• Input rows
— BEGIN —

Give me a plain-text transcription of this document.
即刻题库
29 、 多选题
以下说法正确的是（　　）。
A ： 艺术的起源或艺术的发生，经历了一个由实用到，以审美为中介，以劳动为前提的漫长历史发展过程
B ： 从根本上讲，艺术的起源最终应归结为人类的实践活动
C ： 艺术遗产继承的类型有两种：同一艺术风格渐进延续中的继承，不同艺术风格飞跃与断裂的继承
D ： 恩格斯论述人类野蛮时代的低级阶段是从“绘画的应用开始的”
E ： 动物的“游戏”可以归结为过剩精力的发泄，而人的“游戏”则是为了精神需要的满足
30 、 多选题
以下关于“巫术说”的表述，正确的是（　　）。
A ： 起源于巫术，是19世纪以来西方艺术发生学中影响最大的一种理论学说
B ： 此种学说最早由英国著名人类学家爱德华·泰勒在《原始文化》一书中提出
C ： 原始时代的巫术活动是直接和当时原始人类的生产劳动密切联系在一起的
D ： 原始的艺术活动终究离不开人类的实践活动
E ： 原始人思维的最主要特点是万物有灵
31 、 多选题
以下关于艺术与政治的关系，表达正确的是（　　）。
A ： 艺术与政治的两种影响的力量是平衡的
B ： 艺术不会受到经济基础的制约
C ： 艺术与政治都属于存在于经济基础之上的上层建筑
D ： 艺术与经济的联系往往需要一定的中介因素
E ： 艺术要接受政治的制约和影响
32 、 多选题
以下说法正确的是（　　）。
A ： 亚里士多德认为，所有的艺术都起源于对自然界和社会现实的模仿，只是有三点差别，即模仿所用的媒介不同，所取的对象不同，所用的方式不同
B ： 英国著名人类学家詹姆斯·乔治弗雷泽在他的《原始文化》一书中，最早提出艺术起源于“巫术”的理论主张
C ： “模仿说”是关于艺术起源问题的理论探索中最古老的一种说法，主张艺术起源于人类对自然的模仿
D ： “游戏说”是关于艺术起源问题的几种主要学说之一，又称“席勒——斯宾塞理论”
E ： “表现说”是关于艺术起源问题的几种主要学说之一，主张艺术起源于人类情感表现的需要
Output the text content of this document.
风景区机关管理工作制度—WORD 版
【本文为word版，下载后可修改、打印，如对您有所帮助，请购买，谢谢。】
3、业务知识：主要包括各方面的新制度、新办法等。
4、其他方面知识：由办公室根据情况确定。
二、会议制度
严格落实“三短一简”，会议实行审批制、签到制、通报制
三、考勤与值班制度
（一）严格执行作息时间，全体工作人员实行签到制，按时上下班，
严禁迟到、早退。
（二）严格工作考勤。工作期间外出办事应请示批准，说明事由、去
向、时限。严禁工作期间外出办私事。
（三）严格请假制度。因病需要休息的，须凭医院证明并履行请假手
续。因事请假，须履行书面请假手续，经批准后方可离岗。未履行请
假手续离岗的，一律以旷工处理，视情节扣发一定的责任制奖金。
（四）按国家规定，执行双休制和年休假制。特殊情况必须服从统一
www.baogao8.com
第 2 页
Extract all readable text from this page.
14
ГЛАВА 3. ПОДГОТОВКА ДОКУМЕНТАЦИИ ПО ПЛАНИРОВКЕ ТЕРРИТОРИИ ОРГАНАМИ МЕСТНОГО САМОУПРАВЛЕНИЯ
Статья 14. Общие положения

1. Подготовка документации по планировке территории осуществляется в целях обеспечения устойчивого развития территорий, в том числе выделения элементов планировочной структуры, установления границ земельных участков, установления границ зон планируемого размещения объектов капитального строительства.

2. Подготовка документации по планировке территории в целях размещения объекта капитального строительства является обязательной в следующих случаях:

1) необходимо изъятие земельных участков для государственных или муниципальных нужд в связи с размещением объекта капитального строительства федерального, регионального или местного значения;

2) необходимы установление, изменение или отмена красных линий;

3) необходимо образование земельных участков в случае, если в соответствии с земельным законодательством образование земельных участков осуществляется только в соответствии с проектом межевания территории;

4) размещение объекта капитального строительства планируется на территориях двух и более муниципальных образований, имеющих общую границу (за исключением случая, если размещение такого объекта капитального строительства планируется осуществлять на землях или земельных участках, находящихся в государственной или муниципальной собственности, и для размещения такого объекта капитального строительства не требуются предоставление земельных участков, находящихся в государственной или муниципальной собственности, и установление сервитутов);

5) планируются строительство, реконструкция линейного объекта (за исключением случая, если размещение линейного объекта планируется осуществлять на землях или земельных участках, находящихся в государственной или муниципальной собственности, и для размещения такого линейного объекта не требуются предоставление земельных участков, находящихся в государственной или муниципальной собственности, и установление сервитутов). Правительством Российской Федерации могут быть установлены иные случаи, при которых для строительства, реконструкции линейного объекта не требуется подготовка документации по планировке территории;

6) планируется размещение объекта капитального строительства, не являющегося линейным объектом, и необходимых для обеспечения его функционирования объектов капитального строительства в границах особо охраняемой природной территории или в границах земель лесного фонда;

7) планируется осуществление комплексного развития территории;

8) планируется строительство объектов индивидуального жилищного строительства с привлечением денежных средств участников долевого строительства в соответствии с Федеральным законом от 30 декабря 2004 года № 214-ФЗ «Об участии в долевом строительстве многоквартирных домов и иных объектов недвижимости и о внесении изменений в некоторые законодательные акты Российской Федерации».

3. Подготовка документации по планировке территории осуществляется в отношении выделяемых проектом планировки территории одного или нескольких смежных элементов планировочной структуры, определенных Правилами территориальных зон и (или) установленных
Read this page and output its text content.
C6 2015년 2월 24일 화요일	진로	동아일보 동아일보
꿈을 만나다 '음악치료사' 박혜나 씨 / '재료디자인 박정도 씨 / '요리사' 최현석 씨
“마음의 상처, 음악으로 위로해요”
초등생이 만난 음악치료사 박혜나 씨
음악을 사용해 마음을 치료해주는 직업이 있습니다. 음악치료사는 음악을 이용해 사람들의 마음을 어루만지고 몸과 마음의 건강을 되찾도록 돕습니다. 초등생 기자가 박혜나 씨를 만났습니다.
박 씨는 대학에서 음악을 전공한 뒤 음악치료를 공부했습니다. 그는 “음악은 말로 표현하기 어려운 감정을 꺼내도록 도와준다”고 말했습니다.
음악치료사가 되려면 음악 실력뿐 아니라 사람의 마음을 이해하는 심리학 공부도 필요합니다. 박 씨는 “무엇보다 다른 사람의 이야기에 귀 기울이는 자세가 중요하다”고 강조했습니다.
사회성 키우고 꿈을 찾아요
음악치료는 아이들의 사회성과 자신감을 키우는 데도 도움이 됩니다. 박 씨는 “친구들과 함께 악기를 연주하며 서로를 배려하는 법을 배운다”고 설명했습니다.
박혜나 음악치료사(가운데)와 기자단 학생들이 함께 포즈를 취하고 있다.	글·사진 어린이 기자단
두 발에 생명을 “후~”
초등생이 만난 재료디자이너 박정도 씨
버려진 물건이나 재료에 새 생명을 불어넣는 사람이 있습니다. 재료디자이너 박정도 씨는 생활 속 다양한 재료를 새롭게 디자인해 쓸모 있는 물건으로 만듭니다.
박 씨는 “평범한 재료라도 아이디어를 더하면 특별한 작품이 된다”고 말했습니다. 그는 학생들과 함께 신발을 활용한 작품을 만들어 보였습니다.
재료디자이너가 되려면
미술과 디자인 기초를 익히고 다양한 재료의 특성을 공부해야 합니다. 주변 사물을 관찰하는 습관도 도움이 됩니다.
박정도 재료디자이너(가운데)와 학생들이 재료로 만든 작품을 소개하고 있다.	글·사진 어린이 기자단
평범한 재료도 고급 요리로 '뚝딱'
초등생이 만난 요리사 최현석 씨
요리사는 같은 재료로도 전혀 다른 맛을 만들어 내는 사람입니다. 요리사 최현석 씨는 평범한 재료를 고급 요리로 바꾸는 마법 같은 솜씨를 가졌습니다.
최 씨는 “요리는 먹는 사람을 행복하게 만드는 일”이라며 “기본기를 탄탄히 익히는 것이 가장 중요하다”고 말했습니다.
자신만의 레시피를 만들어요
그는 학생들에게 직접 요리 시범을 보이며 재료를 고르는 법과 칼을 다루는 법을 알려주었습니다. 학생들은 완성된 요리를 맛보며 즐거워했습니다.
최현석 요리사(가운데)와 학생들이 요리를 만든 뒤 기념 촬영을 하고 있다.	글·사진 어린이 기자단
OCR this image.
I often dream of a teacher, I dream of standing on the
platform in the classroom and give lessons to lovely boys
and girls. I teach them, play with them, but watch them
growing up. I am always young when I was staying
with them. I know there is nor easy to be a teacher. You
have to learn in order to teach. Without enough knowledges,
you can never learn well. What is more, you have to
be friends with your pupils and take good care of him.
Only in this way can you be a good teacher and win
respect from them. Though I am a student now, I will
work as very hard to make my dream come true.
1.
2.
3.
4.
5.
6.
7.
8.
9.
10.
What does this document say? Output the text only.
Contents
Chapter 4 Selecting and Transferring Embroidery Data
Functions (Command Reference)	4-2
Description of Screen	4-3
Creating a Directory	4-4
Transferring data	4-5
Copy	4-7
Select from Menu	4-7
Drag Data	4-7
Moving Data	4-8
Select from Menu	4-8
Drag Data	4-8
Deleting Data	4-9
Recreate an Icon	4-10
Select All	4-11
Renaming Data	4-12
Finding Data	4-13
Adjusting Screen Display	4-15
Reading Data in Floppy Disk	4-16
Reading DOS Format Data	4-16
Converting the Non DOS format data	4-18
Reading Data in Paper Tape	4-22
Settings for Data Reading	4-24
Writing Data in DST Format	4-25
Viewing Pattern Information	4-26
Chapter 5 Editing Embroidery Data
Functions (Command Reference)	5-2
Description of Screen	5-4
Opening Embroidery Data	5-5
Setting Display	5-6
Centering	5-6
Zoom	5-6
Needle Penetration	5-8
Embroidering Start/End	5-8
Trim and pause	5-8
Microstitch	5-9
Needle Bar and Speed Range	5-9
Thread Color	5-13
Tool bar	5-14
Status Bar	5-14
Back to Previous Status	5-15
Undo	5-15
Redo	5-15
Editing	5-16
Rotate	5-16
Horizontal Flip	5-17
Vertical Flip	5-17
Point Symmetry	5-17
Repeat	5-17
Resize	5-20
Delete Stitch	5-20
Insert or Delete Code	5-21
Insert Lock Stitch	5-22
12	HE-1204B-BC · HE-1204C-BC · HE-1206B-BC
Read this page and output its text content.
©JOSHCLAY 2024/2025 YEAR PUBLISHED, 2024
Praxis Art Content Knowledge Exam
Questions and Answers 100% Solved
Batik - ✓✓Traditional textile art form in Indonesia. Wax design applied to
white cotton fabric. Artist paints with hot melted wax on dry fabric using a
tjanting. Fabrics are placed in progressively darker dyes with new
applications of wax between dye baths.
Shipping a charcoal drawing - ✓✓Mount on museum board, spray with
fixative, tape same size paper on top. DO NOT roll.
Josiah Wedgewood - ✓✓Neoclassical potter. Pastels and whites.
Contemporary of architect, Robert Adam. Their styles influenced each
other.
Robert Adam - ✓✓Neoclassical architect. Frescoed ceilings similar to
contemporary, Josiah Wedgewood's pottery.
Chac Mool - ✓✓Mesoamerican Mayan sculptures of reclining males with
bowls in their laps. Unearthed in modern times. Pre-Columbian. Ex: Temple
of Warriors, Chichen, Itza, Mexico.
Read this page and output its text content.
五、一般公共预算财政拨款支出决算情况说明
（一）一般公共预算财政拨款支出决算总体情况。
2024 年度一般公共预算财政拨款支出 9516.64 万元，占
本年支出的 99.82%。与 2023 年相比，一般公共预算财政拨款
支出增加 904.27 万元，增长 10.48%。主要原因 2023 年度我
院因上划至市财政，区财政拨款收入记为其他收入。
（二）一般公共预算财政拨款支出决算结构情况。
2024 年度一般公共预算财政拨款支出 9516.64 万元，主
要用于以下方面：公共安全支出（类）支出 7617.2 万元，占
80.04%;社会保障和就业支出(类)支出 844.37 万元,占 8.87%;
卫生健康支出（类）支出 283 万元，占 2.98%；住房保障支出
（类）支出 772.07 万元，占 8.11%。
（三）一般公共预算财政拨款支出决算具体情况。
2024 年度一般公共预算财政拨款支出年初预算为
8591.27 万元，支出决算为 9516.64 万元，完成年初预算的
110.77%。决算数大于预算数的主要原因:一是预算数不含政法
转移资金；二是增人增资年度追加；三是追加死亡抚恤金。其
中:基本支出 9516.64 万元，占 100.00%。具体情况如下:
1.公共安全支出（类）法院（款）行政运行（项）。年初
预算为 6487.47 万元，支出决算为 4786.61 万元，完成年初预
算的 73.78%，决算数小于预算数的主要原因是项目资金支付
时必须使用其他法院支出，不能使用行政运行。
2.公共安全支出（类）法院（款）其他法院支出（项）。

— END —

• Exercise details
Show every line from the listing above in which the string "Display" appears.

• Expected answer
Adjusting Screen Display	4-15
Setting Display	5-6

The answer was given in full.